Exact reproduction is required for all entries.

---------------

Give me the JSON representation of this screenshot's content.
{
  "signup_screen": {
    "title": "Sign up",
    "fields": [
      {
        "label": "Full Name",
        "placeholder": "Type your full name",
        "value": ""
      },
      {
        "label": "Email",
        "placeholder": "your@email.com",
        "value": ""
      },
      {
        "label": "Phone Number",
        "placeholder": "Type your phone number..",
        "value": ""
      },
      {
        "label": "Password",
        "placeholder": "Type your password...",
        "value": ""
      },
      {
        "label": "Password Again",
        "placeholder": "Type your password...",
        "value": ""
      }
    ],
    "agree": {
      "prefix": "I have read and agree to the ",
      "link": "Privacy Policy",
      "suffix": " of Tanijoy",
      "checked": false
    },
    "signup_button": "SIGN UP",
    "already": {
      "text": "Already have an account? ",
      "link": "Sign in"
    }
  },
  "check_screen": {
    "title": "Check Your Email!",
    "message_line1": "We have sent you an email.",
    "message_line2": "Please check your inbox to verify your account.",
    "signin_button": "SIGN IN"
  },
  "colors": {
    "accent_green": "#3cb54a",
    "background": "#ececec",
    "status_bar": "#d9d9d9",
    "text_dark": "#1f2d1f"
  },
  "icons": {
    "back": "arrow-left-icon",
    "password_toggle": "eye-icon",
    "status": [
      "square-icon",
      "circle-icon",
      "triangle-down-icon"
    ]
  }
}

---------------

#### Solution
Give me the JSON representation of this screenshot's content.
{
  "signup_screen": {
    "title": "Sign up",
    "fields": [
      {
        "label": "Full Name",
        "placeholder": "Type your full name",
        "value": ""
      },
      {
        "label": "Email",
        "placeholder": "your@email.com",
        "value": ""
      },
      {
        "label": "Phone Number",
        "placeholder": "Type your phone number..",
        "value": ""
      },
      {
        "label": "Password",
        "placeholder": "Type your password...",
        "value": ""
      },
      {
        "label": "Password Again",
        "placeholder": "Type your password...",
        "value": ""
      }
    ],
    "agree": {
      "prefix": "I have read and agree to the ",
      "link": "Privacy Policy",
      "suffix": " of Tanijoy",
      "checked": false
    },
    "signup_button": "SIGN UP",
    "already": {
      "text": "Already have an account? ",
      "link": "Sign in"
    }
  },
  "check_screen": {
    "title": "Check Your Email!",
    "message_line1": "We have sent you an email.",
    "message_line2": "Please check your inbox to verify your account.",
    "signin_button": "SIGN IN"
  },
  "colors": {
    "accent_green": "#3cb54a",
    "background": "#ececec",
    "status_bar": "#d9d9d9",
    "text_dark": "#1f2d1f"
  },
  "icons": {
    "back": "arrow-left-icon",
    "password_toggle": "eye-icon",
    "status": [
      "square-icon",
      "circle-icon",
      "triangle-down-icon"
    ]
  }
}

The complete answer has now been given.